* **Requirement**
Your task is to extract every line from the material below exactly.

* **Material shown**
"""

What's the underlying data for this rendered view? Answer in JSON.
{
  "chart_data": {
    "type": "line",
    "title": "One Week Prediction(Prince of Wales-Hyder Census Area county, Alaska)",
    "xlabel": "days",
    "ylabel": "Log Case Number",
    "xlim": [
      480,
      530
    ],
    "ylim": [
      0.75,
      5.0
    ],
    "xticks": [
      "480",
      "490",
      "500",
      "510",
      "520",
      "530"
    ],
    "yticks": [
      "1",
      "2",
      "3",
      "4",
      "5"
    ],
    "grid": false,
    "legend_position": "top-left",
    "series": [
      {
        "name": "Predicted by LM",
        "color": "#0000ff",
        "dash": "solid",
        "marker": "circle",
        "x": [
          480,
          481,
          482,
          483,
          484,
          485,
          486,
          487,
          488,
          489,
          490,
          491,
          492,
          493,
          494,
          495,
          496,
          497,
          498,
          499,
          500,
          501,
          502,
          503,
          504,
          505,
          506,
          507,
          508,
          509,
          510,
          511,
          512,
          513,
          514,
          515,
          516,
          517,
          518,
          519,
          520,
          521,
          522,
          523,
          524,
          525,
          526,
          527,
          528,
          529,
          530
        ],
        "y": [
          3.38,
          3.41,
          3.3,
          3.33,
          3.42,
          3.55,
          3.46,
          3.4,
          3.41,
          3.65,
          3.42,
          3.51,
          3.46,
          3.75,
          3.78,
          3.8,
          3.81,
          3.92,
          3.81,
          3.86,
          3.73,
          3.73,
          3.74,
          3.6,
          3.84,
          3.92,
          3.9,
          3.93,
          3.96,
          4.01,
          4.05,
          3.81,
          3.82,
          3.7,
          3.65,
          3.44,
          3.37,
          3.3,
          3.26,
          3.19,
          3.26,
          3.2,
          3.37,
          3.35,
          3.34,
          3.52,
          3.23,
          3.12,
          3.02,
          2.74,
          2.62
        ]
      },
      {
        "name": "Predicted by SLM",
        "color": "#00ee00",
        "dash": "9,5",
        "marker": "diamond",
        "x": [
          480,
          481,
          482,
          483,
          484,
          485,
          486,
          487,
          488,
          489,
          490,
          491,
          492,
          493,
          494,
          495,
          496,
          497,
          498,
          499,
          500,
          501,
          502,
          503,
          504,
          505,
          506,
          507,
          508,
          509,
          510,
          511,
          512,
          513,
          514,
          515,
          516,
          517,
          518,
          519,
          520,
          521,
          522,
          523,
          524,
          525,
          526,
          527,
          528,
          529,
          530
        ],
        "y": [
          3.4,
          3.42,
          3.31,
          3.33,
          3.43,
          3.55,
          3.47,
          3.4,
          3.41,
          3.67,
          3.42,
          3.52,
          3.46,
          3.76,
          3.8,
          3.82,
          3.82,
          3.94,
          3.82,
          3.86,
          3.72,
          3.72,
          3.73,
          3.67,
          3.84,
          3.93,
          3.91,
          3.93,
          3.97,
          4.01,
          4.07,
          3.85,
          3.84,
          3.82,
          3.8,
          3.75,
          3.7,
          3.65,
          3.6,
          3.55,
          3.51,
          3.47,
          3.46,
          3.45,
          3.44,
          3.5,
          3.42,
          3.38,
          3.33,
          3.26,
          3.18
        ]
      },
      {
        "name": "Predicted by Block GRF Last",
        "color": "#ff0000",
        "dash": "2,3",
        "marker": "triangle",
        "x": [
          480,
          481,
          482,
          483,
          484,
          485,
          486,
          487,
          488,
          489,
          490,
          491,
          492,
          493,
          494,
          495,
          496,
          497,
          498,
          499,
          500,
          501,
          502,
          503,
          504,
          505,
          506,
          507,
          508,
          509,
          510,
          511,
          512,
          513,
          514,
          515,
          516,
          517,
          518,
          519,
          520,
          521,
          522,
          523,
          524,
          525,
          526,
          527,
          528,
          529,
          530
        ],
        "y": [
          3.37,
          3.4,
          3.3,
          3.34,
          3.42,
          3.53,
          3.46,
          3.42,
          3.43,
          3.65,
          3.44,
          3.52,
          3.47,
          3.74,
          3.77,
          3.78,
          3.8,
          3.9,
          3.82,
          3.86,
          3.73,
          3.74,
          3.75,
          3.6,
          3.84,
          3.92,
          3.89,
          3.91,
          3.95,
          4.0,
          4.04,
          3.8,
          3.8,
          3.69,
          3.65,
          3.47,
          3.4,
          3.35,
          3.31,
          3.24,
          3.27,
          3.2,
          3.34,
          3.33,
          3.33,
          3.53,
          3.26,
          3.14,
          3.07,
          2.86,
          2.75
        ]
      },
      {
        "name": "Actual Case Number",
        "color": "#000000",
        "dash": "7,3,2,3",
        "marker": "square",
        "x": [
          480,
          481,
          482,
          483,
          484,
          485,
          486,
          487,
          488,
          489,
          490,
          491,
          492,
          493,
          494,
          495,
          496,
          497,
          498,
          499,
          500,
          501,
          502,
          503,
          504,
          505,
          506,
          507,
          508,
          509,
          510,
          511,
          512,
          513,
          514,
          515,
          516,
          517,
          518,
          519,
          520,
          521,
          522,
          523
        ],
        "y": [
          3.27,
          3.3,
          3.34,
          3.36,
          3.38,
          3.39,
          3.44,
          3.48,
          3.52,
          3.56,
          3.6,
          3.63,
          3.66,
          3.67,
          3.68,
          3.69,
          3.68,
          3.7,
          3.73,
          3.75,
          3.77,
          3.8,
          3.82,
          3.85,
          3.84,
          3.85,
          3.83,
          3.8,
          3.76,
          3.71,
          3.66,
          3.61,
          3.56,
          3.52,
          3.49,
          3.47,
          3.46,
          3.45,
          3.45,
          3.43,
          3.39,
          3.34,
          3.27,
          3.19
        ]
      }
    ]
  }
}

"""

* **Solution to the problem**
What's the underlying data for this rendered view? Answer in JSON.
{
  "chart_data": {
    "type": "line",
    "title": "One Week Prediction(Prince of Wales-Hyder Census Area county, Alaska)",
    "xlabel": "days",
    "ylabel": "Log Case Number",
    "xlim": [
      480,
      530
    ],
    "ylim": [
      0.75,
      5.0
    ],
    "xticks": [
      "480",
      "490",
      "500",
      "510",
      "520",
      "530"
    ],
    "yticks": [
      "1",
      "2",
      "3",
      "4",
      "5"
    ],
    "grid": false,
    "legend_position": "top-left",
    "series": [
      {
        "name": "Predicted by LM",
        "color": "#0000ff",
        "dash": "solid",
        "marker": "circle",
        "x": [
          480,
          481,
          482,
          483,
          484,
          485,
          486,
          487,
          488,
          489,
          490,
          491,
          492,
          493,
          494,
          495,
          496,
          497,
          498,
          499,
          500,
          501,
          502,
          503,
          504,
          505,
          506,
          507,
          508,
          509,
          510,
          511,
          512,
          513,
          514,
          515,
          516,
          517,
          518,
          519,
          520,
          521,
          522,
          523,
          524,
          525,
          526,
          527,
          528,
          529,
          530
        ],
        "y": [
          3.38,
          3.41,
          3.3,
          3.33,
          3.42,
          3.55,
          3.46,
          3.4,
          3.41,
          3.65,
          3.42,
          3.51,
          3.46,
          3.75,
          3.78,
          3.8,
          3.81,
          3.92,
          3.81,
          3.86,
          3.73,
          3.73,
          3.74,
          3.6,
          3.84,
          3.92,
          3.9,
          3.93,
          3.96,
          4.01,
          4.05,
          3.81,
          3.82,
          3.7,
          3.65,
          3.44,
          3.37,
          3.3,
          3.26,
          3.19,
          3.26,
          3.2,
          3.37,
          3.35,
          3.34,
          3.52,
          3.23,
          3.12,
          3.02,
          2.74,
          2.62
        ]
      },
      {
        "name": "Predicted by SLM",
        "color": "#00ee00",
        "dash": "9,5",
        "marker": "diamond",
        "x": [
          480,
          481,
          482,
          483,
          484,
          485,
          486,
          487,
          488,
          489,
          490,
          491,
          492,
          493,
          494,
          495,
          496,
          497,
          498,
          499,
          500,
          501,
          502,
          503,
          504,
          505,
          506,
          507,
          508,
          509,
          510,
          511,
          512,
          513,
          514,
          515,
          516,
          517,
          518,
          519,
          520,
          521,
          522,
          523,
          524,
          525,
          526,
          527,
          528,
          529,
          530
        ],
        "y": [
          3.4,
          3.42,
          3.31,
          3.33,
          3.43,
          3.55,
          3.47,
          3.4,
          3.41,
          3.67,
          3.42,
          3.52,
          3.46,
          3.76,
          3.8,
          3.82,
          3.82,
          3.94,
          3.82,
          3.86,
          3.72,
          3.72,
          3.73,
          3.67,
          3.84,
          3.93,
          3.91,
          3.93,
          3.97,
          4.01,
          4.07,
          3.85,
          3.84,
          3.82,
          3.8,
          3.75,
          3.7,
          3.65,
          3.6,
          3.55,
          3.51,
          3.47,
          3.46,
          3.45,
          3.44,
          3.5,
          3.42,
          3.38,
          3.33,
          3.26,
          3.18
        ]
      },
      {
        "name": "Predicted by Block GRF Last",
        "color": "#ff0000",
        "dash": "2,3",
        "marker": "triangle",
        "x": [
          480,
          481,
          482,
          483,
          484,
          485,
          486,
          487,
          488,
          489,
          490,
          491,
          492,
          493,
          494,
          495,
          496,
          497,
          498,
          499,
          500,
          501,
          502,
          503,
          504,
          505,
          506,
          507,
          508,
          509,
          510,
          511,
          512,
          513,
          514,
          515,
          516,
          517,
          518,
          519,
          520,
          521,
          522,
          523,
          524,
          525,
          526,
          527,
          528,
          529,
          530
        ],
        "y": [
          3.37,
          3.4,
          3.3,
          3.34,
          3.42,
          3.53,
          3.46,
          3.42,
          3.43,
          3.65,
          3.44,
          3.52,
          3.47,
          3.74,
          3.77,
          3.78,
          3.8,
          3.9,
          3.82,
          3.86,
          3.73,
          3.74,
          3.75,
          3.6,
          3.84,
          3.92,
          3.89,
          3.91,
          3.95,
          4.0,
          4.04,
          3.8,
          3.8,
          3.69,
          3.65,
          3.47,
          3.4,
          3.35,
          3.31,
          3.24,
          3.27,
          3.2,
          3.34,
          3.33,
          3.33,
          3.53,
          3.26,
          3.14,
          3.07,
          2.86,
          2.75
        ]
      },
      {
        "name": "Actual Case Number",
        "color": "#000000",
        "dash": "7,3,2,3",
        "marker": "square",
        "x": [
          480,
          481,
          482,
          483,
          484,
          485,
          486,
          487,
          488,
          489,
          490,
          491,
          492,
          493,
          494,
          495,
          496,
          497,
          498,
          499,
          500,
          501,
          502,
          503,
          504,
          505,
          506,
          507,
          508,
          509,
          510,
          511,
          512,
          513,
          514,
          515,
          516,
          517,
          518,
          519,
          520,
          521,
          522,
          523
        ],
        "y": [
          3.27,
          3.3,
          3.34,
          3.36,
          3.38,
          3.39,
          3.44,
          3.48,
          3.52,
          3.56,
          3.6,
          3.63,
          3.66,
          3.67,
          3.68,
          3.69,
          3.68,
          3.7,
          3.73,
          3.75,
          3.77,
          3.8,
          3.82,
          3.85,
          3.84,
          3.85,
          3.83,
          3.8,
          3.76,
          3.71,
          3.66,
          3.61,
          3.56,
          3.52,
          3.49,
          3.47,
          3.46,
          3.45,
          3.45,
          3.43,
          3.39,
          3.34,
          3.27,
          3.19
        ]
      }
    ]
  }
}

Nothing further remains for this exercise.